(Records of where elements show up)
--- begin ---

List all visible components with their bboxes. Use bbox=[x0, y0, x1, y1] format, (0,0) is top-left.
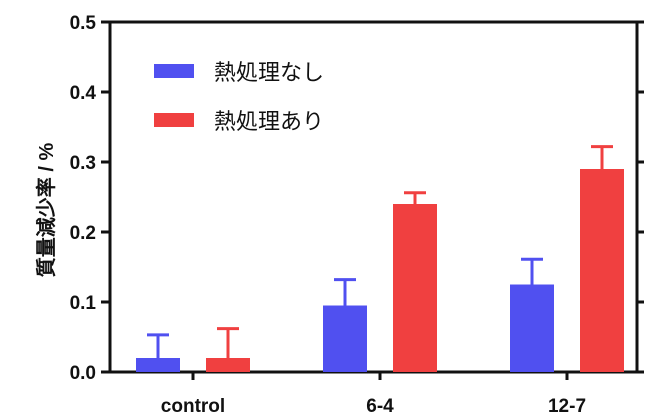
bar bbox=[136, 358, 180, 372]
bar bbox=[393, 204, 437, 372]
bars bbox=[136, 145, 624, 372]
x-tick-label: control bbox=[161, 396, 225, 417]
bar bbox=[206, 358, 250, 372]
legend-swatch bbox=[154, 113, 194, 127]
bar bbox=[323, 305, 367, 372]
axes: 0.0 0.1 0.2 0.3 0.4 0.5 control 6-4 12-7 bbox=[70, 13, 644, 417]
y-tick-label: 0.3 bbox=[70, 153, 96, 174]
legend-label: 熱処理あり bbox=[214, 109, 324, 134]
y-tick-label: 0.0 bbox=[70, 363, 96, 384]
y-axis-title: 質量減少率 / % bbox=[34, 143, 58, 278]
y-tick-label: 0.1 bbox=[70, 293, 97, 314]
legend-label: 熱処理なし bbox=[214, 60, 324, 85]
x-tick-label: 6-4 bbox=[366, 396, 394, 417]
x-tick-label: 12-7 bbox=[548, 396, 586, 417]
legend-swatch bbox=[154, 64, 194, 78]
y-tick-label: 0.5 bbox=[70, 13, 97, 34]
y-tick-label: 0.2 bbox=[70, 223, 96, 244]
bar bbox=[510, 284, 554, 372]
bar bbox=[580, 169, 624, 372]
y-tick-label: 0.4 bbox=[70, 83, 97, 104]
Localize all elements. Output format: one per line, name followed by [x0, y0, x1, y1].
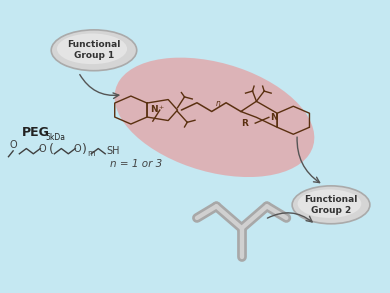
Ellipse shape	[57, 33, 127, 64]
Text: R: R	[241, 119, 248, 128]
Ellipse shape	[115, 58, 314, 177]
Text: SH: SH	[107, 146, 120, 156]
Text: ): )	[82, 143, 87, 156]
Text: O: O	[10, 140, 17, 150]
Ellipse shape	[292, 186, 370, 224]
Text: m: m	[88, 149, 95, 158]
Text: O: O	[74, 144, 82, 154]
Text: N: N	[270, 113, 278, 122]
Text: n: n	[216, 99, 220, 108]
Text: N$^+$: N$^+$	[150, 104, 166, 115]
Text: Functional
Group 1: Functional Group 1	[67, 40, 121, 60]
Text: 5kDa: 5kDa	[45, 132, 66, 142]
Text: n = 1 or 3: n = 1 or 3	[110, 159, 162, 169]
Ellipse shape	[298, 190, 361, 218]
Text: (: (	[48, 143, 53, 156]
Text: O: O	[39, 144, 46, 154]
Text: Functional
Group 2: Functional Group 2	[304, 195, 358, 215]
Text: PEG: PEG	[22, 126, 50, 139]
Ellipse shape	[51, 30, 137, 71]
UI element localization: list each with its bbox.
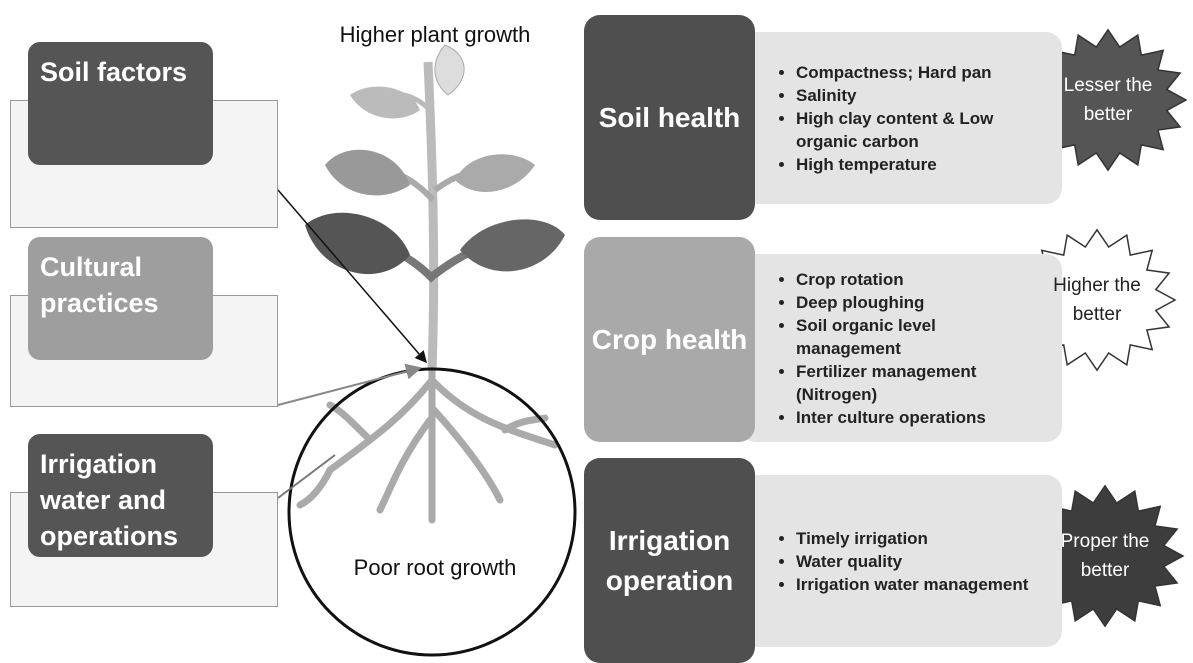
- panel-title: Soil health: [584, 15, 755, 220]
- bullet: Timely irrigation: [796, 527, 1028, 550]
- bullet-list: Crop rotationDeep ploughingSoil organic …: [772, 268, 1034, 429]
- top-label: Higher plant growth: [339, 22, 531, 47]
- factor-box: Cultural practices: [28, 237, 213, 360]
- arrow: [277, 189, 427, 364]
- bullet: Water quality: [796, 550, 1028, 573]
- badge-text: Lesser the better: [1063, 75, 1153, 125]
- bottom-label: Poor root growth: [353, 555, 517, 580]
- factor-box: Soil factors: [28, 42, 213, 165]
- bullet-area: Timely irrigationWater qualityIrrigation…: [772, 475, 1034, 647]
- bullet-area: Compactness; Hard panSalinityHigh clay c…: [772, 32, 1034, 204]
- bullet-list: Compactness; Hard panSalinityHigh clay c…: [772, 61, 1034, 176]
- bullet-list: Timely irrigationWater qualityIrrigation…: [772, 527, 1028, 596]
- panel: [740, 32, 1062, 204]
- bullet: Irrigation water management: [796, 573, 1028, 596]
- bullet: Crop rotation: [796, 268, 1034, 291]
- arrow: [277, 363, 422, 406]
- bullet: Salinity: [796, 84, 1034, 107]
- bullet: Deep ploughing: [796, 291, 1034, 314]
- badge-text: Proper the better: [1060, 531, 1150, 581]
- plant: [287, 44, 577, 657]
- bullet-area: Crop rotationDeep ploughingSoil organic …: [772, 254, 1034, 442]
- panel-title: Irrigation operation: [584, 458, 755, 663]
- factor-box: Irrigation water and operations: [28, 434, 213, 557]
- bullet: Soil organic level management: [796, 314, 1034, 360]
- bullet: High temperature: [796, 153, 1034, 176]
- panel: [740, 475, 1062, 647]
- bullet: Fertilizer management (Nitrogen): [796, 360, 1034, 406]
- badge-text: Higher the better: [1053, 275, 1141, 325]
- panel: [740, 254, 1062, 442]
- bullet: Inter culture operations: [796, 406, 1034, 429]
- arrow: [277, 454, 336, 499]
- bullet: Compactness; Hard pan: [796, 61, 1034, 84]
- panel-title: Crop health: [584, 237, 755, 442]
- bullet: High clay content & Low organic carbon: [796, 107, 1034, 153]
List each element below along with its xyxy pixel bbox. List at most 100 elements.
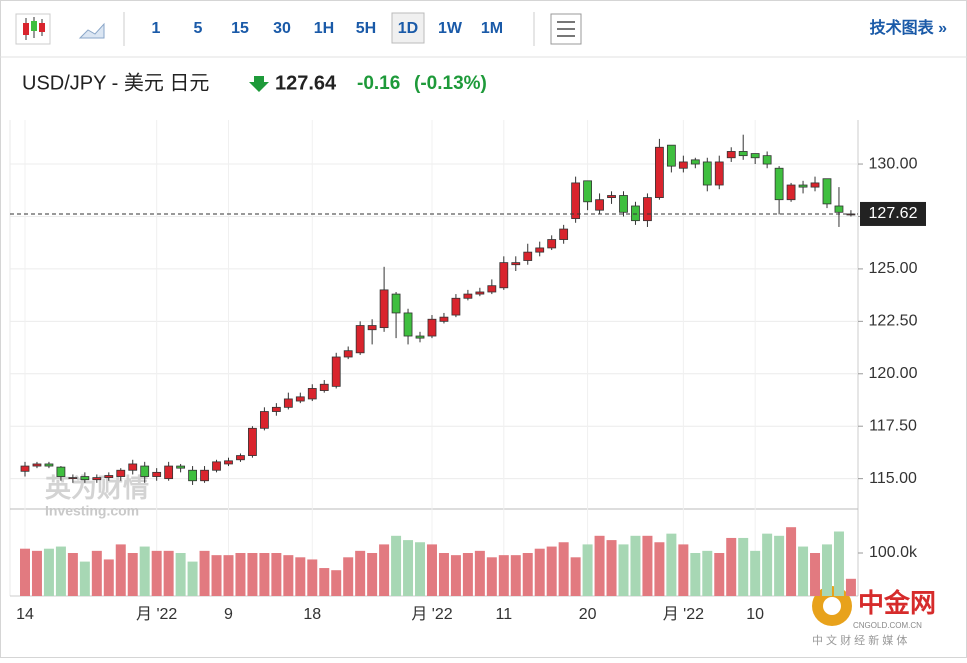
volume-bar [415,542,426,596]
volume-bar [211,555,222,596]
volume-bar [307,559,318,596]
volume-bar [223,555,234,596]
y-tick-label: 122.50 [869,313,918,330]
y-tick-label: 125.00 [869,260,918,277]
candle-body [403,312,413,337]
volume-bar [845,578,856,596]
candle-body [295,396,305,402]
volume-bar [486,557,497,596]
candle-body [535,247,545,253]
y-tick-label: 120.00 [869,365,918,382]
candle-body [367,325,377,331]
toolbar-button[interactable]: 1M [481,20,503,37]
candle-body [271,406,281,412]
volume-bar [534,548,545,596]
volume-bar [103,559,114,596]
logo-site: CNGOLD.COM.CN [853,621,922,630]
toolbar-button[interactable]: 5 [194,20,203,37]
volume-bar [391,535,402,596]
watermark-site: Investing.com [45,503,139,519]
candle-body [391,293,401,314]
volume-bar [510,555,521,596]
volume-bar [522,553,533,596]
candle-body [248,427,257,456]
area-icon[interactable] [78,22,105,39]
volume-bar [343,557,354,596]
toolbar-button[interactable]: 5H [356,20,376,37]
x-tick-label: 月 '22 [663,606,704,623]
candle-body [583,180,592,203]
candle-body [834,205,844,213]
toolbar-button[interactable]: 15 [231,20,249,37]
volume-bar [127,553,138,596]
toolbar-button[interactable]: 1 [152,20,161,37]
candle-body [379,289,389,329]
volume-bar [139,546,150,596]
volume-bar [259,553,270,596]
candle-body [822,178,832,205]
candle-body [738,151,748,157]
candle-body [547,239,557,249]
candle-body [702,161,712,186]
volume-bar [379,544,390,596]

--- end ---

**WRITTEN REQUEST**
Reproduce every line of the entries above verbatim, omitting the pictures.

**OUTPUT BELOW**
List all visible components with their bboxes. Use bbox=[x0, y0, x1, y1] format, (0,0) is top-left.
bar bbox=[136, 358, 180, 372]
bar bbox=[393, 204, 437, 372]
bars bbox=[136, 145, 624, 372]
x-tick-label: control bbox=[161, 396, 225, 417]
bar bbox=[206, 358, 250, 372]
legend-swatch bbox=[154, 113, 194, 127]
bar bbox=[323, 305, 367, 372]
axes: 0.0 0.1 0.2 0.3 0.4 0.5 control 6-4 12-7 bbox=[70, 13, 644, 417]
y-tick-label: 0.3 bbox=[70, 153, 96, 174]
legend-label: 熱処理あり bbox=[214, 109, 324, 134]
y-tick-label: 0.0 bbox=[70, 363, 96, 384]
y-axis-title: 質量減少率 / % bbox=[34, 143, 58, 278]
y-tick-label: 0.1 bbox=[70, 293, 97, 314]
legend-label: 熱処理なし bbox=[214, 60, 324, 85]
x-tick-label: 6-4 bbox=[366, 396, 394, 417]
x-tick-label: 12-7 bbox=[548, 396, 586, 417]
legend-swatch bbox=[154, 64, 194, 78]
y-tick-label: 0.5 bbox=[70, 13, 97, 34]
y-tick-label: 0.2 bbox=[70, 223, 96, 244]
bar bbox=[510, 284, 554, 372]
bar bbox=[580, 169, 624, 372]
y-tick-label: 0.4 bbox=[70, 83, 97, 104]
Localize all elements. Output format: one per line, name followed by [x0, y0, x1, y1].
Ellipse shape	[57, 33, 127, 64]
Text: R: R	[241, 119, 248, 128]
Ellipse shape	[115, 58, 314, 177]
Text: SH: SH	[107, 146, 120, 156]
Text: ): )	[82, 143, 87, 156]
Text: O: O	[10, 140, 17, 150]
Ellipse shape	[292, 186, 370, 224]
Text: m: m	[88, 149, 95, 158]
Text: O: O	[74, 144, 82, 154]
Text: N: N	[270, 113, 278, 122]
Text: n: n	[216, 99, 220, 108]
Text: N$^+$: N$^+$	[150, 104, 166, 115]
Text: Functional
Group 1: Functional Group 1	[67, 40, 121, 60]
Text: 5kDa: 5kDa	[45, 132, 66, 142]
Text: n = 1 or 3: n = 1 or 3	[110, 159, 162, 169]
Ellipse shape	[298, 190, 361, 218]
Text: (: (	[48, 143, 53, 156]
Text: O: O	[39, 144, 46, 154]
Text: Functional
Group 2: Functional Group 2	[304, 195, 358, 215]
Text: PEG: PEG	[22, 126, 50, 139]
Ellipse shape	[51, 30, 137, 71]
UI element localization: list each with its bbox.
- panel-title: Soil health: [584, 15, 755, 220]
- bullet: Timely irrigation: [796, 527, 1028, 550]
- bullet-list: Crop rotationDeep ploughingSoil organic …: [772, 268, 1034, 429]
- top-label: Higher plant growth: [339, 22, 531, 47]
- factor-box: Cultural practices: [28, 237, 213, 360]
- arrow: [277, 189, 427, 364]
- bullet: Water quality: [796, 550, 1028, 573]
- badge-text: Lesser the better: [1063, 75, 1153, 125]
- bottom-label: Poor root growth: [353, 555, 517, 580]
- factor-box: Soil factors: [28, 42, 213, 165]
- bullet-area: Timely irrigationWater qualityIrrigation…: [772, 475, 1034, 647]
- bullet-area: Compactness; Hard panSalinityHigh clay c…: [772, 32, 1034, 204]
- bullet-list: Compactness; Hard panSalinityHigh clay c…: [772, 61, 1034, 176]
- bullet-list: Timely irrigationWater qualityIrrigation…: [772, 527, 1028, 596]
- panel: [740, 32, 1062, 204]
- bullet: Irrigation water management: [796, 573, 1028, 596]
- bullet: Crop rotation: [796, 268, 1034, 291]
- arrow: [277, 363, 422, 406]
- bullet: Salinity: [796, 84, 1034, 107]
- bullet: Deep ploughing: [796, 291, 1034, 314]
- badge-text: Proper the better: [1060, 531, 1150, 581]
- plant: [287, 44, 577, 657]
- bullet-area: Crop rotationDeep ploughingSoil organic …: [772, 254, 1034, 442]
- panel-title: Irrigation operation: [584, 458, 755, 663]
- factor-box: Irrigation water and operations: [28, 434, 213, 557]
- bullet: Soil organic level management: [796, 314, 1034, 360]
- bullet: High temperature: [796, 153, 1034, 176]
- panel: [740, 475, 1062, 647]
- bullet: Fertilizer management (Nitrogen): [796, 360, 1034, 406]
- badge-text: Higher the better: [1053, 275, 1141, 325]
- panel: [740, 254, 1062, 442]
- bullet: Inter culture operations: [796, 406, 1034, 429]
- arrow: [277, 454, 336, 499]
- bullet: Compactness; Hard pan: [796, 61, 1034, 84]
- panel-title: Crop health: [584, 237, 755, 442]
- bullet: High clay content & Low organic carbon: [796, 107, 1034, 153]
List each element below along with its xyxy pixel bbox. List at most 100 elements.
volume-bar [415,542,426,596]
volume-bar [211,555,222,596]
volume-bar [307,559,318,596]
volume-bar [223,555,234,596]
y-tick-label: 122.50 [869,313,918,330]
y-tick-label: 125.00 [869,260,918,277]
candle-body [403,312,413,337]
volume-bar [845,578,856,596]
candle-body [295,396,305,402]
volume-bar [486,557,497,596]
candle-body [535,247,545,253]
y-tick-label: 120.00 [869,365,918,382]
candle-body [367,325,377,331]
toolbar-button[interactable]: 1M [481,20,503,37]
candle-body [271,406,281,412]
volume-bar [534,548,545,596]
volume-bar [103,559,114,596]
logo-site: CNGOLD.COM.CN [853,621,922,630]
toolbar-button[interactable]: 5 [194,20,203,37]
volume-bar [391,535,402,596]
watermark-site: Investing.com [45,503,139,519]
candle-body [391,293,401,314]
volume-bar [510,555,521,596]
volume-bar [522,553,533,596]
candle-body [248,427,257,456]
area-icon[interactable] [78,22,105,39]
volume-bar [343,557,354,596]
toolbar-button[interactable]: 5H [356,20,376,37]
x-tick-label: 月 '22 [663,606,704,623]
candle-body [583,180,592,203]
candle-body [834,205,844,213]
toolbar-button[interactable]: 15 [231,20,249,37]
volume-bar [127,553,138,596]
toolbar-button[interactable]: 1 [152,20,161,37]
candle-body [379,289,389,329]
volume-bar [139,546,150,596]
volume-bar [259,553,270,596]
candle-body [822,178,832,205]
candle-body [738,151,748,157]
candle-body [547,239,557,249]
candle-body [702,161,712,186]
volume-bar [379,544,390,596]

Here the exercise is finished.